== DIRECTION ==
Read through the data and report every line in which the word "ylabel" occurs.

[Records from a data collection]

▶

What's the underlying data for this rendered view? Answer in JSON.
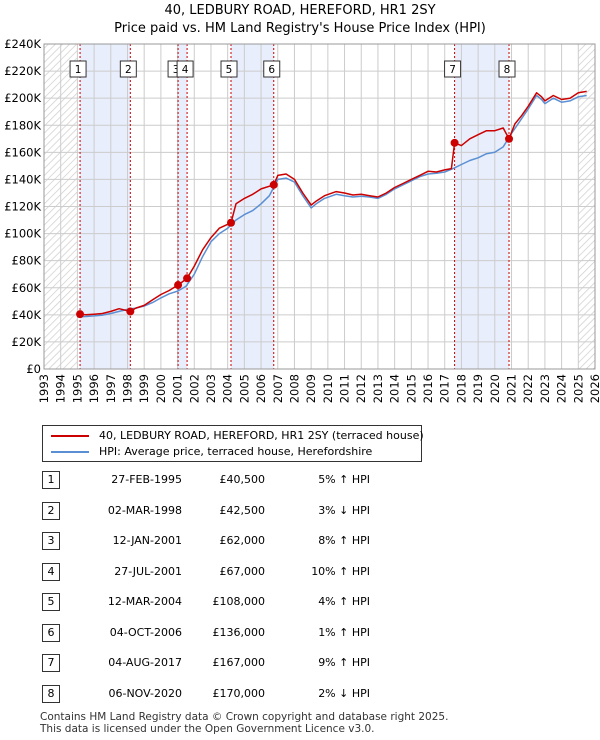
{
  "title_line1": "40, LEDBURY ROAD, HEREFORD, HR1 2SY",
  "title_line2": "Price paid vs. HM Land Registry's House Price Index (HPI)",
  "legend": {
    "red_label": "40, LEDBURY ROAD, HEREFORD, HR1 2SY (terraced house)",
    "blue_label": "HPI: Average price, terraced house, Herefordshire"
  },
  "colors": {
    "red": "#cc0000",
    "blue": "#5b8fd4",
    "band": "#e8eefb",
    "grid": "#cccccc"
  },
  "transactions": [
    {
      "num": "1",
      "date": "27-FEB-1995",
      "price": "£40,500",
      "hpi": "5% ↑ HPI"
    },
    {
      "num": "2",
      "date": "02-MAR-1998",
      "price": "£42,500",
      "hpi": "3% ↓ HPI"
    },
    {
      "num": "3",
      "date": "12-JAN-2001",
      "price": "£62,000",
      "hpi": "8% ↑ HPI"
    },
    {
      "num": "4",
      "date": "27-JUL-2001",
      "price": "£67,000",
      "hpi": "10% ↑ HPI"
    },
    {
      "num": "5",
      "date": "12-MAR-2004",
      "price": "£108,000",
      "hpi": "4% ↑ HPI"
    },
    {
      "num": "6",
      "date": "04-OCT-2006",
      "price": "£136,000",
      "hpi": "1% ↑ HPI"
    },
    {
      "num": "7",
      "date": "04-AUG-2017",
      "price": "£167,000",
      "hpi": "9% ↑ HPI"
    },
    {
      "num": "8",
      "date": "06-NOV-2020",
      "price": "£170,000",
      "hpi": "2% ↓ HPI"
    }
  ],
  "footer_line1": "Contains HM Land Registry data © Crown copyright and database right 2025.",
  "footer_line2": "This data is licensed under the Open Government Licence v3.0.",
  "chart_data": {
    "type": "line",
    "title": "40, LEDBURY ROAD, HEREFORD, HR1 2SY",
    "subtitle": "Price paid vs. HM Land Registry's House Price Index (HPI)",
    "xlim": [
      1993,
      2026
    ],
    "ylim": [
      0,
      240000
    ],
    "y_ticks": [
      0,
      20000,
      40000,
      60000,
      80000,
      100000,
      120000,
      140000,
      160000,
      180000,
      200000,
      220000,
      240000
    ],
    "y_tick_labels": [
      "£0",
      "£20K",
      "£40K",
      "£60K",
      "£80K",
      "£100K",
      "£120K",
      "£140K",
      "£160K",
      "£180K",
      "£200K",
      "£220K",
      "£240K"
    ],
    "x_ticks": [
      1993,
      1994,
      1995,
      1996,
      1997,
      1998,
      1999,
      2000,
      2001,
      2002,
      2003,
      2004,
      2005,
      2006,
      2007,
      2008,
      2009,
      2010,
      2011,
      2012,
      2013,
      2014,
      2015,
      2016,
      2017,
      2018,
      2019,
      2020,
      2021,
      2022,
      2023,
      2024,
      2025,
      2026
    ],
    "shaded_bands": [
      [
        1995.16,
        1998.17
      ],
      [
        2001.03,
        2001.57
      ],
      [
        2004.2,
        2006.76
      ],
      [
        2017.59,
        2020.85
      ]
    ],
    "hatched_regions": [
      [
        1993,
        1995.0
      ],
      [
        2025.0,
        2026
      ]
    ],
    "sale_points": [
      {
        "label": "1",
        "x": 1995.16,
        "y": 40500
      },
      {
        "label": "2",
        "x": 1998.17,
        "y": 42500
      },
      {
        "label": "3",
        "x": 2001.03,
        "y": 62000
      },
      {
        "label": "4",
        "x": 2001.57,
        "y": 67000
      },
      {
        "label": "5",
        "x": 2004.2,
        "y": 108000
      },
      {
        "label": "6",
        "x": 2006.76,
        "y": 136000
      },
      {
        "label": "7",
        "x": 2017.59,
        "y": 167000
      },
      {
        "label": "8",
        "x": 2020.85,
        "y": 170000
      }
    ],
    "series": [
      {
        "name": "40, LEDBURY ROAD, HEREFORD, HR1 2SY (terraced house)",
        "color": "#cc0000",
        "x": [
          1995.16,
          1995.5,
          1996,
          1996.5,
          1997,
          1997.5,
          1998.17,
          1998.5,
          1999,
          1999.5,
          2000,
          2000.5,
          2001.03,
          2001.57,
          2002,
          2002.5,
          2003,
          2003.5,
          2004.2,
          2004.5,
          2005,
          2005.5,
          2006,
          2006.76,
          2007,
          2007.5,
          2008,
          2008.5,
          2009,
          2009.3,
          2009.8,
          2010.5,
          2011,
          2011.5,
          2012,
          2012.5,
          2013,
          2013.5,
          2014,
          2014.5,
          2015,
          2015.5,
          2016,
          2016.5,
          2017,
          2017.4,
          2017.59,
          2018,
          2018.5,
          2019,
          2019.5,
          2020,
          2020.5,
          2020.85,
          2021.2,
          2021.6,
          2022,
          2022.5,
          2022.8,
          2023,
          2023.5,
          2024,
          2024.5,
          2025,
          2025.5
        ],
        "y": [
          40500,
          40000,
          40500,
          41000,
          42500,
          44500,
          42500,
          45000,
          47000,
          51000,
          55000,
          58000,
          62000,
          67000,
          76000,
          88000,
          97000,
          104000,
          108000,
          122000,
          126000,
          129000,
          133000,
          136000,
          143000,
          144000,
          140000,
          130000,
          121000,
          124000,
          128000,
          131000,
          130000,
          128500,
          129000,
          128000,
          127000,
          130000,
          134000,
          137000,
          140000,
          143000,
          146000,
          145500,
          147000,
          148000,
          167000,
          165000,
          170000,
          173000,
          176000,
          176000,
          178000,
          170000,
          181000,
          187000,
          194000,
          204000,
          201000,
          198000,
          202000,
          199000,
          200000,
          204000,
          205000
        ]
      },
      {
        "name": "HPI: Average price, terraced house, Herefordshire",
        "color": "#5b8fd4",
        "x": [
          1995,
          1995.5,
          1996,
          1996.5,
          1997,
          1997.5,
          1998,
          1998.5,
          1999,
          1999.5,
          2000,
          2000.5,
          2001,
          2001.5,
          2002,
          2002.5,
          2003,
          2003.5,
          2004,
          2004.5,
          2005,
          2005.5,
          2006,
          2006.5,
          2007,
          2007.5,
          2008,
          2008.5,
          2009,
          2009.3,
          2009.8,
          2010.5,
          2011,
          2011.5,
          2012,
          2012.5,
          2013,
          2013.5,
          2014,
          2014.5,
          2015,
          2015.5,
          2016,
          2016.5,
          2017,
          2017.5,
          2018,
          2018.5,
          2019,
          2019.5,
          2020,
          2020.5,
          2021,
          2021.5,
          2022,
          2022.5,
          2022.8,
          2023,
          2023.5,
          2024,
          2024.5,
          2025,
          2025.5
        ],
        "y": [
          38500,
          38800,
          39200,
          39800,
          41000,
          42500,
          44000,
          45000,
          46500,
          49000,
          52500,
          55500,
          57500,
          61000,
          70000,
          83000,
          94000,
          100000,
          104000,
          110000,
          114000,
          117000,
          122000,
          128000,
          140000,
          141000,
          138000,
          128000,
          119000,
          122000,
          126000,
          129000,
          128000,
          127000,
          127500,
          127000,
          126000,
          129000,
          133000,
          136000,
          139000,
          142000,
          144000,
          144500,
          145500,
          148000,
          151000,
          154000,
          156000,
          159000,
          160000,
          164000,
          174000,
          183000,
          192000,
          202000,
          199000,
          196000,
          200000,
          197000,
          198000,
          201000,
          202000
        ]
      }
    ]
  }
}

◀
▶

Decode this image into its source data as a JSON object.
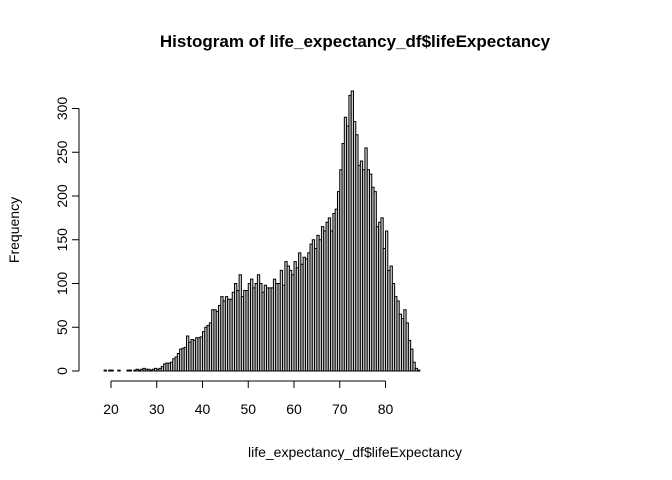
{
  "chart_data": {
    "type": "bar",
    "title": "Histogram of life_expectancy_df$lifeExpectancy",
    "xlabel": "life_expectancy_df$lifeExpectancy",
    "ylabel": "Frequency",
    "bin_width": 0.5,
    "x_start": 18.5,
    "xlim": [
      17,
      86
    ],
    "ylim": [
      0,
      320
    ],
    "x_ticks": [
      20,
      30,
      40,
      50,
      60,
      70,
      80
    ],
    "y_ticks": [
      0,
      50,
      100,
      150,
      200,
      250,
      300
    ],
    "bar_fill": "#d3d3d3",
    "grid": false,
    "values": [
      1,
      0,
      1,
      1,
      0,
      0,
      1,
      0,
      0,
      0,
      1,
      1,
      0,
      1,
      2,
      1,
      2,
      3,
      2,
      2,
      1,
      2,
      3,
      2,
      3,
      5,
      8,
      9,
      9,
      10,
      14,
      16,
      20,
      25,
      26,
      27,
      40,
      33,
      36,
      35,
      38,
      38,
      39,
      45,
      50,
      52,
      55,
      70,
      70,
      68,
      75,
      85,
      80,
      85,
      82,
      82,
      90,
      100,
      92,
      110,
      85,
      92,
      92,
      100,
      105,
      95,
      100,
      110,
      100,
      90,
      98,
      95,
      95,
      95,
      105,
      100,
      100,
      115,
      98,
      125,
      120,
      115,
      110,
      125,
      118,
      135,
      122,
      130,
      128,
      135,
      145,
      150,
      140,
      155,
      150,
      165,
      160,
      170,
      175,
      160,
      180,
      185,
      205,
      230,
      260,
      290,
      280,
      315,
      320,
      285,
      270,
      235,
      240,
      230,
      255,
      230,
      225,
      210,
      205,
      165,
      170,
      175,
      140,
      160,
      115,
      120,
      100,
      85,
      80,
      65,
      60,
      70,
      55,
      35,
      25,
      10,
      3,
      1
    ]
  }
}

◀
▶

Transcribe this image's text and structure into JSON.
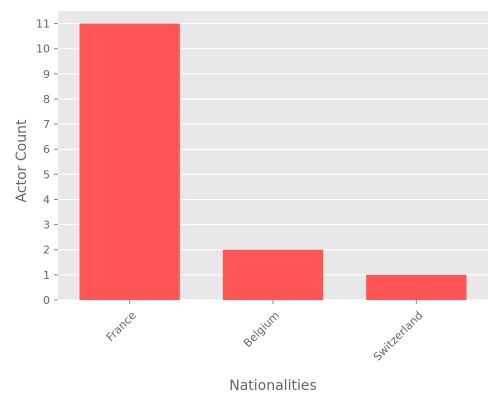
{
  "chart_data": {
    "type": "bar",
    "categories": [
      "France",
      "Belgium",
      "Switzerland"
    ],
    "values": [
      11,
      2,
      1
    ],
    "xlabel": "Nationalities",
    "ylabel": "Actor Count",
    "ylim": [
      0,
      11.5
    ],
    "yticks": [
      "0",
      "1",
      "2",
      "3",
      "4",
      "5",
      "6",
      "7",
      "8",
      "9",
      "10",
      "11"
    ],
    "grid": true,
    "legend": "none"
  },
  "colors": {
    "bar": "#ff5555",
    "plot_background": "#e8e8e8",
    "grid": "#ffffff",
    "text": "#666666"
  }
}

◀

== RESULT ==
    "ylabel": "Frequency",
    "ylabel": "Actor Count",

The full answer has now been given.